* [Dataset records]:
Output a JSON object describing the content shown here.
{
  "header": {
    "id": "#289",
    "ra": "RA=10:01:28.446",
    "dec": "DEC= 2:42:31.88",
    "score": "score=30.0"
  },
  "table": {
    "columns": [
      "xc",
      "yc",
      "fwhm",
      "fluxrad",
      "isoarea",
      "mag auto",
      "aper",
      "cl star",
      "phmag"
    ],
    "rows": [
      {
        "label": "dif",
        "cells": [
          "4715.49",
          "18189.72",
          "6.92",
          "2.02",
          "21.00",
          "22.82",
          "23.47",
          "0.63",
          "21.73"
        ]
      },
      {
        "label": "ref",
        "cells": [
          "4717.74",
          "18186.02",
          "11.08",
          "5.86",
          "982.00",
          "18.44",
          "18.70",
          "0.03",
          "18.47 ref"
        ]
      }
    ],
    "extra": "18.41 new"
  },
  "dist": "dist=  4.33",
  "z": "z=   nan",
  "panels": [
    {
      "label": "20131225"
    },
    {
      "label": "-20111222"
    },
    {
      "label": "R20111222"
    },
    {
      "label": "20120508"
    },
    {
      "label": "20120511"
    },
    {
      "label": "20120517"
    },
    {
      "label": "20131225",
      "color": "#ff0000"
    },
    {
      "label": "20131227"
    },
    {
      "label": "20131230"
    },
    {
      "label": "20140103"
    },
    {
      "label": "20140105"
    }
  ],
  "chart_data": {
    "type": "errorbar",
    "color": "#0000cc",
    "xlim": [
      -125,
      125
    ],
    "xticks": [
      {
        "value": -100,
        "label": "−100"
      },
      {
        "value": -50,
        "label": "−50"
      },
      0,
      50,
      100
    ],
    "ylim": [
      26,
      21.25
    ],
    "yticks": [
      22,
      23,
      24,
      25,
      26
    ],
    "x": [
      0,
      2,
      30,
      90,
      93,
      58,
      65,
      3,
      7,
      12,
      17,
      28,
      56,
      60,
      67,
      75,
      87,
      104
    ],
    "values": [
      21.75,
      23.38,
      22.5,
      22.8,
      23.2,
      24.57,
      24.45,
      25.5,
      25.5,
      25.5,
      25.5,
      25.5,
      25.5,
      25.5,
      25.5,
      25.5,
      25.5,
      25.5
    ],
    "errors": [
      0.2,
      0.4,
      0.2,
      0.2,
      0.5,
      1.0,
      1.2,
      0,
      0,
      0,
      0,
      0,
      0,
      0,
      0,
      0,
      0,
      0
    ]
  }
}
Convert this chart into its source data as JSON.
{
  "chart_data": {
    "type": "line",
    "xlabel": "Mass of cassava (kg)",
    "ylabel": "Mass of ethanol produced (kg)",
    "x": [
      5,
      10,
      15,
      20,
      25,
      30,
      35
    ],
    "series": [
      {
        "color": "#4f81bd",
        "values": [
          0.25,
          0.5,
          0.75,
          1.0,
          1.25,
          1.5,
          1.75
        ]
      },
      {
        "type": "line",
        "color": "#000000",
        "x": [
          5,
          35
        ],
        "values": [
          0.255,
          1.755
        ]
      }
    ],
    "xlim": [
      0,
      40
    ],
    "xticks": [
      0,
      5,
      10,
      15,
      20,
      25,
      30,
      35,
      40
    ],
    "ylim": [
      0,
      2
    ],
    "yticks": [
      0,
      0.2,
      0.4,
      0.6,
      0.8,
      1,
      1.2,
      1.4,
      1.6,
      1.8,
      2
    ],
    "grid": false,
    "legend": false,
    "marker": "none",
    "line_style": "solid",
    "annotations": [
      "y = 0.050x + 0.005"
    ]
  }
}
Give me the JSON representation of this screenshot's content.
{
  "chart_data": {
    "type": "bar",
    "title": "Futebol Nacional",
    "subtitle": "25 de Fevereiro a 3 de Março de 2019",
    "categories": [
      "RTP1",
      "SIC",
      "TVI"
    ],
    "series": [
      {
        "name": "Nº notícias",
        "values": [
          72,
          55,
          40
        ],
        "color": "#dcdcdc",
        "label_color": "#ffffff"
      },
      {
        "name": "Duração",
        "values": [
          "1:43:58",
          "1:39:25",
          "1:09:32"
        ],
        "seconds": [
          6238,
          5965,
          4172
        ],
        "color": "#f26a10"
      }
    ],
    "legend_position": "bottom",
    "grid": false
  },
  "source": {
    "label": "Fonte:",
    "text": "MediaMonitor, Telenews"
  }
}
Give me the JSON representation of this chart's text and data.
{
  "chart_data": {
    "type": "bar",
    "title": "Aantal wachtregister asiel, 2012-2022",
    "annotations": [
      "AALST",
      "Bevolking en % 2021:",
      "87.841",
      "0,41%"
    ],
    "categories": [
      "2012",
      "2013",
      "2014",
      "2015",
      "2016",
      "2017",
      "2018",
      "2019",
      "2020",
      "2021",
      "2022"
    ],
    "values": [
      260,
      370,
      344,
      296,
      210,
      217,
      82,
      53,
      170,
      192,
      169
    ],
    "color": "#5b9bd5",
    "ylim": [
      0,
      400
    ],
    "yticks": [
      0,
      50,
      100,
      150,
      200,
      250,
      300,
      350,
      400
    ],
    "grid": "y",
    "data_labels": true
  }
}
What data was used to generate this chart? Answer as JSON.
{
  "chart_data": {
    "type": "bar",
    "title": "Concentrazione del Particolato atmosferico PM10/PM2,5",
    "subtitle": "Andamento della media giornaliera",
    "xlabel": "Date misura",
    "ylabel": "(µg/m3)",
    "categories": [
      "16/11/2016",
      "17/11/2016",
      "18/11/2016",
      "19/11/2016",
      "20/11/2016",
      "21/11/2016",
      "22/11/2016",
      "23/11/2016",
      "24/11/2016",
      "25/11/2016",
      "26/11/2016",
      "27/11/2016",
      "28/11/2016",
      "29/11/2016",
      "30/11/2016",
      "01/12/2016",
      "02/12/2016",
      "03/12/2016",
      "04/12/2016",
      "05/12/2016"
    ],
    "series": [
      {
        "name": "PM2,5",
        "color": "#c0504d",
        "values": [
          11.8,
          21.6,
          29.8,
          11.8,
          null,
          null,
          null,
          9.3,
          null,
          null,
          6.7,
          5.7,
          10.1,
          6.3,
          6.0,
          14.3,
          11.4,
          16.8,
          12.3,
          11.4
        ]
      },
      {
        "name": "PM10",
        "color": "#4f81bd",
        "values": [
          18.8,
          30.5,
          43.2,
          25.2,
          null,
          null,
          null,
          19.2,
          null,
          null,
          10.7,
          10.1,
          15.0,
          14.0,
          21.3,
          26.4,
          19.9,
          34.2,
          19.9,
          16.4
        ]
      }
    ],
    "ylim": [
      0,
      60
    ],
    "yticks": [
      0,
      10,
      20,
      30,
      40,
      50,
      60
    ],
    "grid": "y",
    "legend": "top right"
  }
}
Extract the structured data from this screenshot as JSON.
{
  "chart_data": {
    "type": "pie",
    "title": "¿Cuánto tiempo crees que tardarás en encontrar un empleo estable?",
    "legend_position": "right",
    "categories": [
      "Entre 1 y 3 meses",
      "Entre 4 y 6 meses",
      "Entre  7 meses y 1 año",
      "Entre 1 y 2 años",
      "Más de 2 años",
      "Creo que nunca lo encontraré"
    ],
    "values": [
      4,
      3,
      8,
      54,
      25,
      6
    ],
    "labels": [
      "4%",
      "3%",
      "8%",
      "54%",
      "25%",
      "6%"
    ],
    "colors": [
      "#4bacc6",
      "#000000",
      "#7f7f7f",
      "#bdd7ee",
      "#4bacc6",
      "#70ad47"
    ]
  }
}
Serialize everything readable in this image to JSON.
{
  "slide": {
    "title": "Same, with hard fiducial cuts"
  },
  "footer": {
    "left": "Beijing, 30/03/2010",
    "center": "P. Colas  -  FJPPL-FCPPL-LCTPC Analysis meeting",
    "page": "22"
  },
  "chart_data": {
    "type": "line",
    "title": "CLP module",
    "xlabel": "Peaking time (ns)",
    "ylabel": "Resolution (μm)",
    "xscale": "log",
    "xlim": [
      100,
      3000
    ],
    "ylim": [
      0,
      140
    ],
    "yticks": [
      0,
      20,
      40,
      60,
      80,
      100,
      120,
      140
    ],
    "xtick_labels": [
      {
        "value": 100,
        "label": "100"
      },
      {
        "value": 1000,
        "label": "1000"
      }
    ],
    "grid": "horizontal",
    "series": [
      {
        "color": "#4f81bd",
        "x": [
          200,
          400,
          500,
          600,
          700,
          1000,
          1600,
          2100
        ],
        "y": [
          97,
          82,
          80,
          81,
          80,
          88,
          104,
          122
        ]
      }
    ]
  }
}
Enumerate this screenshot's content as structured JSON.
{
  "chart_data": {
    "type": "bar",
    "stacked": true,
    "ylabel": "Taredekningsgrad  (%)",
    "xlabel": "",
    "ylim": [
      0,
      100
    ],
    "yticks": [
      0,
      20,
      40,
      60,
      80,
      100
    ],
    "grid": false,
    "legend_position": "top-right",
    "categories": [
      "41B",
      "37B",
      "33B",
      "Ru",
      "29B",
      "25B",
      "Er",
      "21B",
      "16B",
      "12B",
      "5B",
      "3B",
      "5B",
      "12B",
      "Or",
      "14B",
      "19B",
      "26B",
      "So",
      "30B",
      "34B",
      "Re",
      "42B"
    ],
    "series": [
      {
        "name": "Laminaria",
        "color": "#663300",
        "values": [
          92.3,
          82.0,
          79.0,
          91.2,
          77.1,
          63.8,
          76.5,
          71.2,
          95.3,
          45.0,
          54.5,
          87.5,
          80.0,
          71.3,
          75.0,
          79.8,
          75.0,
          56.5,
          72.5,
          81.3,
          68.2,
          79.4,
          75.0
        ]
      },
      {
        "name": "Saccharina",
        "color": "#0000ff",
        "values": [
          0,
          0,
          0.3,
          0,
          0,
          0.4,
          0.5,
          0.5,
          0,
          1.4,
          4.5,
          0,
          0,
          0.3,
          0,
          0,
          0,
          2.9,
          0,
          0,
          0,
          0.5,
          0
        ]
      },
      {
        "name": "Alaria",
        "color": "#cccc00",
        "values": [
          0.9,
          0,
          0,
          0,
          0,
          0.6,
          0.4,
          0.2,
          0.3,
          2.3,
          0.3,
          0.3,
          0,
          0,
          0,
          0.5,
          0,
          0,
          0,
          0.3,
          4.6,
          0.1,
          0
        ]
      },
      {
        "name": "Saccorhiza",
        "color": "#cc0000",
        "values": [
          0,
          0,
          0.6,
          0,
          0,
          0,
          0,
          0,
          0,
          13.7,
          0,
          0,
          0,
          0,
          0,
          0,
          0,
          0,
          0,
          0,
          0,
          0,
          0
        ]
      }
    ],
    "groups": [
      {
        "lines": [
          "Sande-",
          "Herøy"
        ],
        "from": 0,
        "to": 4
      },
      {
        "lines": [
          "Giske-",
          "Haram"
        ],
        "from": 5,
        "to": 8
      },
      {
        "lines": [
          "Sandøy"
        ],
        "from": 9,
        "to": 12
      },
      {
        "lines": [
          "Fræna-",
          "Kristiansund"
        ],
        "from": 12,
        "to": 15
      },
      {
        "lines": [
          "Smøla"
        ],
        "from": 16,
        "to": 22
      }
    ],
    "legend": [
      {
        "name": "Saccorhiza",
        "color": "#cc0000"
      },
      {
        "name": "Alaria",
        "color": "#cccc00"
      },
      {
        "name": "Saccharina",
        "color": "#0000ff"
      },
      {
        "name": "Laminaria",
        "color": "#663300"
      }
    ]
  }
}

* [Aim]: Each line that contains the string "JSON" counts once; report how many such lines the entries have, giving only the number.

* [Answer for the task]: 8